BRIEF: Find every line in the records below that contains the word "JSON", and copy each such line.

----------

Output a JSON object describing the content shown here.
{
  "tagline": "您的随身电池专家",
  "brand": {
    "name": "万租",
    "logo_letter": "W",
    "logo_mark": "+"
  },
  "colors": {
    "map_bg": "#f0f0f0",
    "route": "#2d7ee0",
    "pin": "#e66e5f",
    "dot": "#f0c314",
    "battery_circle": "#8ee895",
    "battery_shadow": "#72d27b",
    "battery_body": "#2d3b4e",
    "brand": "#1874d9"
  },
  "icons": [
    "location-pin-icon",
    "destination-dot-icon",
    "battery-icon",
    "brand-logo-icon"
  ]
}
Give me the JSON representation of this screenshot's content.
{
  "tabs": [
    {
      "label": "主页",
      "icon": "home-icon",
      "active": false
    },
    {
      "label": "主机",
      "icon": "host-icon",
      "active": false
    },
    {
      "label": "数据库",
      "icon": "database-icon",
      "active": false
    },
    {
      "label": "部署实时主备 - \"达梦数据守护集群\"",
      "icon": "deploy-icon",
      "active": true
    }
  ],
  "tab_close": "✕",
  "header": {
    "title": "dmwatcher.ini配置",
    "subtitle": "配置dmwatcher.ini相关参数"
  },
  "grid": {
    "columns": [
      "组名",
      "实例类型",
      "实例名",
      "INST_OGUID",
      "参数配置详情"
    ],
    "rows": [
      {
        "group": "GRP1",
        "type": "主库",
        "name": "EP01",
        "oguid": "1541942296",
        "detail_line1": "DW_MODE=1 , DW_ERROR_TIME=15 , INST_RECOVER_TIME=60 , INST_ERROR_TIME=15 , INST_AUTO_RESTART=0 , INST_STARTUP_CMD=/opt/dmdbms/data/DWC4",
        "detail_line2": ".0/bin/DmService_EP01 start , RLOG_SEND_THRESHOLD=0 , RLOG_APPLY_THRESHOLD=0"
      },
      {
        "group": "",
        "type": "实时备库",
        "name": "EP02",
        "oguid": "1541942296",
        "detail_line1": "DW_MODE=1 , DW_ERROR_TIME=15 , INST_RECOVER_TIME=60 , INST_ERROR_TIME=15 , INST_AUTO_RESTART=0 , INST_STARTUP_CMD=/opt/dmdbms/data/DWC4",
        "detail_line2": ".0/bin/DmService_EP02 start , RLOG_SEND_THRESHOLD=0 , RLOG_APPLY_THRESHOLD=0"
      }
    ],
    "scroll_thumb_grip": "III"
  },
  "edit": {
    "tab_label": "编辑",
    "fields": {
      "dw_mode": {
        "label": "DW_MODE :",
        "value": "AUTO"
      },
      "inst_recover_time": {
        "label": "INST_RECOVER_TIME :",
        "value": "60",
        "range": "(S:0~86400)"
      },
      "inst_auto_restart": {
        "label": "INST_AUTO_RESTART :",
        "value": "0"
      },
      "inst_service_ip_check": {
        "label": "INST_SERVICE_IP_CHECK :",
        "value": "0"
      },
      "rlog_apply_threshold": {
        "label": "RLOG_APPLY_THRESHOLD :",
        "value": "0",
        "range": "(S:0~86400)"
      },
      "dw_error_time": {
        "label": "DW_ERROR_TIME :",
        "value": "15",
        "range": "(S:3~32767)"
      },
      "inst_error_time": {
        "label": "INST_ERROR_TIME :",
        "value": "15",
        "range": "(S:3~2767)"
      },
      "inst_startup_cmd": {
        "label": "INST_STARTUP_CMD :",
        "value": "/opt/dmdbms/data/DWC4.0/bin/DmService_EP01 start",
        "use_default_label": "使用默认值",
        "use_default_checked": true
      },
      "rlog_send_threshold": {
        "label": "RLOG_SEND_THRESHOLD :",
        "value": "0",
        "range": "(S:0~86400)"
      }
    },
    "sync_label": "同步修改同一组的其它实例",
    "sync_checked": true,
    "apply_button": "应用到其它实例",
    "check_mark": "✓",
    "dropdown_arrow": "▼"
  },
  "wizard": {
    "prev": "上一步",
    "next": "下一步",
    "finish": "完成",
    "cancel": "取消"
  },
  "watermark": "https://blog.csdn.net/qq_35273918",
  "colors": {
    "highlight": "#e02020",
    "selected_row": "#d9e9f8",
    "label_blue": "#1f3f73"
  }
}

----------

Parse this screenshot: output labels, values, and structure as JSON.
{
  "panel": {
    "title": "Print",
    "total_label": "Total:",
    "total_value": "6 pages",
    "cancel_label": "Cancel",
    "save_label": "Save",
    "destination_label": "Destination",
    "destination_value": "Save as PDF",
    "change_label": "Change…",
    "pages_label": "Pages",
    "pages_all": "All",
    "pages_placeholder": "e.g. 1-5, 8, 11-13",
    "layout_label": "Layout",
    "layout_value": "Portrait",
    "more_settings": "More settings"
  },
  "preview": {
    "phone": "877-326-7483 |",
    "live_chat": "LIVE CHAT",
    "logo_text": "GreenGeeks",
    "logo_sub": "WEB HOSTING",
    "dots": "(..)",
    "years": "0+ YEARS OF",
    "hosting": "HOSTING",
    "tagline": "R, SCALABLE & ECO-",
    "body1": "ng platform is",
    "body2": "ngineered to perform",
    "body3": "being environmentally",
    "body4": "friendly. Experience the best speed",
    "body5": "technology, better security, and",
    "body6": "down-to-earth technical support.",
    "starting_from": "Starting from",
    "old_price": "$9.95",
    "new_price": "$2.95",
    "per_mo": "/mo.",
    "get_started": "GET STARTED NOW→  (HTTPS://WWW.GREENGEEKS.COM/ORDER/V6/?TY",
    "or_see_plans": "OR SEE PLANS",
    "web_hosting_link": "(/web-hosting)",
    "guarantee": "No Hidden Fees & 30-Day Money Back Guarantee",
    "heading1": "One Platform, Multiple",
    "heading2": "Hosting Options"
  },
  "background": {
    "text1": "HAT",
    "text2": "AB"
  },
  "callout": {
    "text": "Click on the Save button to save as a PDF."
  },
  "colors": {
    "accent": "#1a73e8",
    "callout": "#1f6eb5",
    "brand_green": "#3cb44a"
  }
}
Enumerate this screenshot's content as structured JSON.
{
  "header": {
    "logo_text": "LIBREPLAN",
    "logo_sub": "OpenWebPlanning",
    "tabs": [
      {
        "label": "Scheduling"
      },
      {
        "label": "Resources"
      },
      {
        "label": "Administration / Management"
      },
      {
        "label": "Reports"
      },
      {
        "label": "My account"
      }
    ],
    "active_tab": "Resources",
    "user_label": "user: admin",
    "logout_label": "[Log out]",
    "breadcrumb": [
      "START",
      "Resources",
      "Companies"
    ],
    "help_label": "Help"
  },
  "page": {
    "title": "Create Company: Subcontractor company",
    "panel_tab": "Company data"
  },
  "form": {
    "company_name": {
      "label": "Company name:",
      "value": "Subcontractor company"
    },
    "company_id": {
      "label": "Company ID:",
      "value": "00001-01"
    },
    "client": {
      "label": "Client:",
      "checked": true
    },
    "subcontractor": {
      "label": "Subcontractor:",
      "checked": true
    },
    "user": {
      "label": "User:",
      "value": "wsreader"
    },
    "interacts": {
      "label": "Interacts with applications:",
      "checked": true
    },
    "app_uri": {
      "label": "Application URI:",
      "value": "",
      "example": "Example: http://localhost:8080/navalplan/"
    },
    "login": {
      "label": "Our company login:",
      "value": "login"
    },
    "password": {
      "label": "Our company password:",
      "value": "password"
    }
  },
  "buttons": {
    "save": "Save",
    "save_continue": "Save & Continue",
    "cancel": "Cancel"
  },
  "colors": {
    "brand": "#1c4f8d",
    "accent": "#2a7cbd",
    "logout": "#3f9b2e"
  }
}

----------

EXERCISE SOLUTION:
Output a JSON object describing the content shown here.
Give me the JSON representation of this screenshot's content.
Parse this screenshot: output labels, values, and structure as JSON.
Enumerate this screenshot's content as structured JSON.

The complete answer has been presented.